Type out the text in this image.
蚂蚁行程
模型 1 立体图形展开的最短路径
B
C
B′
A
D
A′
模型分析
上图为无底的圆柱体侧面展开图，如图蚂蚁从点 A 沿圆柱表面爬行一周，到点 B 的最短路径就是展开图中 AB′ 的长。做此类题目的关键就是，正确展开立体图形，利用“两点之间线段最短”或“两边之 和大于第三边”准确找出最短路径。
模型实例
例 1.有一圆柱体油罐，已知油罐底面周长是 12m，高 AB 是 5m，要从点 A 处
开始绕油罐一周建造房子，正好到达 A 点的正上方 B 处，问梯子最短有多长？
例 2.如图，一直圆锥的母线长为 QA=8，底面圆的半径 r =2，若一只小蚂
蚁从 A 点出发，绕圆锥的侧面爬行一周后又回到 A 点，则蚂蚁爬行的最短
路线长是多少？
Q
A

• [EXERCISE PROMPT]:
Could you quote the material above in full, exactly as it stands?

• [ANSWER FOR THE TASK]:
Type out the text in this image.
蚂蚁行程
模型 1 立体图形展开的最短路径
B
C
B′
A
D
A′
模型分析
上图为无底的圆柱体侧面展开图，如图蚂蚁从点 A 沿圆柱表面爬行一周，到点 B 的最短路径就是展开图中 AB′ 的长。做此类题目的关键就是，正确展开立体图形，利用“两点之间线段最短”或“两边之 和大于第三边”准确找出最短路径。
模型实例
例 1.有一圆柱体油罐，已知油罐底面周长是 12m，高 AB 是 5m，要从点 A 处
开始绕油罐一周建造房子，正好到达 A 点的正上方 B 处，问梯子最短有多长？
例 2.如图，一直圆锥的母线长为 QA=8，底面圆的半径 r =2，若一只小蚂
蚁从 A 点出发，绕圆锥的侧面爬行一周后又回到 A 点，则蚂蚁爬行的最短
路线长是多少？
Q
A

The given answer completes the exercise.